**Provided entries:**
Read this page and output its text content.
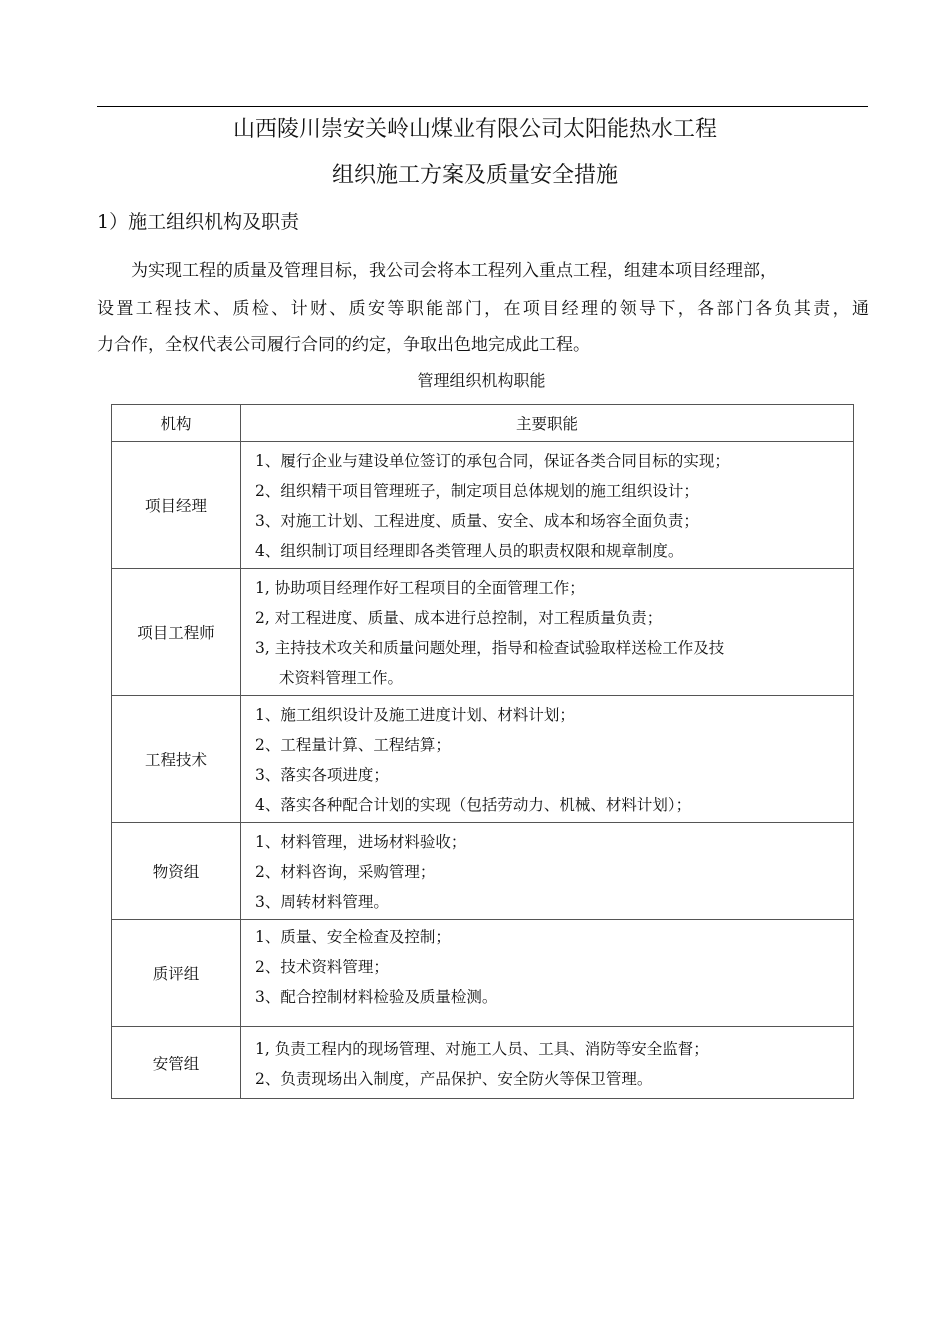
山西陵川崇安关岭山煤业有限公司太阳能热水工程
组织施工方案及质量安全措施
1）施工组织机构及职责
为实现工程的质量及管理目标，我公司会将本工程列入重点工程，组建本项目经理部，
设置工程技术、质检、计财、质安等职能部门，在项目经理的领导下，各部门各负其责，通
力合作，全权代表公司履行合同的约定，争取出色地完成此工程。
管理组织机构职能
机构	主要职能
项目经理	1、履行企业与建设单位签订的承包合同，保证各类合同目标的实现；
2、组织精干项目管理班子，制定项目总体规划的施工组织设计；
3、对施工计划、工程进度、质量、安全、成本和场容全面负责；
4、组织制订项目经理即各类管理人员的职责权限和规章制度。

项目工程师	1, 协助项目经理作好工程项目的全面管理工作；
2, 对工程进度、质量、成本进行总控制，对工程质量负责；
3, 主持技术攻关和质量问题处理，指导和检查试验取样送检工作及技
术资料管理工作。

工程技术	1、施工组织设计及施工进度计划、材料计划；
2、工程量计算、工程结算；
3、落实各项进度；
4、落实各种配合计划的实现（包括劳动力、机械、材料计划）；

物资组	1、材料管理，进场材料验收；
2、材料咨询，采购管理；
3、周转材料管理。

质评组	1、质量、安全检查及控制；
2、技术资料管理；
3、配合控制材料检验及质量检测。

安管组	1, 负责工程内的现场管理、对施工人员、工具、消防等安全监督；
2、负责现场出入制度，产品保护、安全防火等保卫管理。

**Problem to work on:** Skip the pictures and transcribe the rest of the records exactly.

**Right answer:**
Read this page and output its text content.
山西陵川崇安关岭山煤业有限公司太阳能热水工程
组织施工方案及质量安全措施
1）施工组织机构及职责
为实现工程的质量及管理目标，我公司会将本工程列入重点工程，组建本项目经理部，
设置工程技术、质检、计财、质安等职能部门，在项目经理的领导下，各部门各负其责，通
力合作，全权代表公司履行合同的约定，争取出色地完成此工程。
管理组织机构职能
机构	主要职能
项目经理	1、履行企业与建设单位签订的承包合同，保证各类合同目标的实现；
2、组织精干项目管理班子，制定项目总体规划的施工组织设计；
3、对施工计划、工程进度、质量、安全、成本和场容全面负责；
4、组织制订项目经理即各类管理人员的职责权限和规章制度。

项目工程师	1, 协助项目经理作好工程项目的全面管理工作；
2, 对工程进度、质量、成本进行总控制，对工程质量负责；
3, 主持技术攻关和质量问题处理，指导和检查试验取样送检工作及技
术资料管理工作。

工程技术	1、施工组织设计及施工进度计划、材料计划；
2、工程量计算、工程结算；
3、落实各项进度；
4、落实各种配合计划的实现（包括劳动力、机械、材料计划）；

物资组	1、材料管理，进场材料验收；
2、材料咨询，采购管理；
3、周转材料管理。

质评组	1、质量、安全检查及控制；
2、技术资料管理；
3、配合控制材料检验及质量检测。

安管组	1, 负责工程内的现场管理、对施工人员、工具、消防等安全监督；
2、负责现场出入制度，产品保护、安全防火等保卫管理。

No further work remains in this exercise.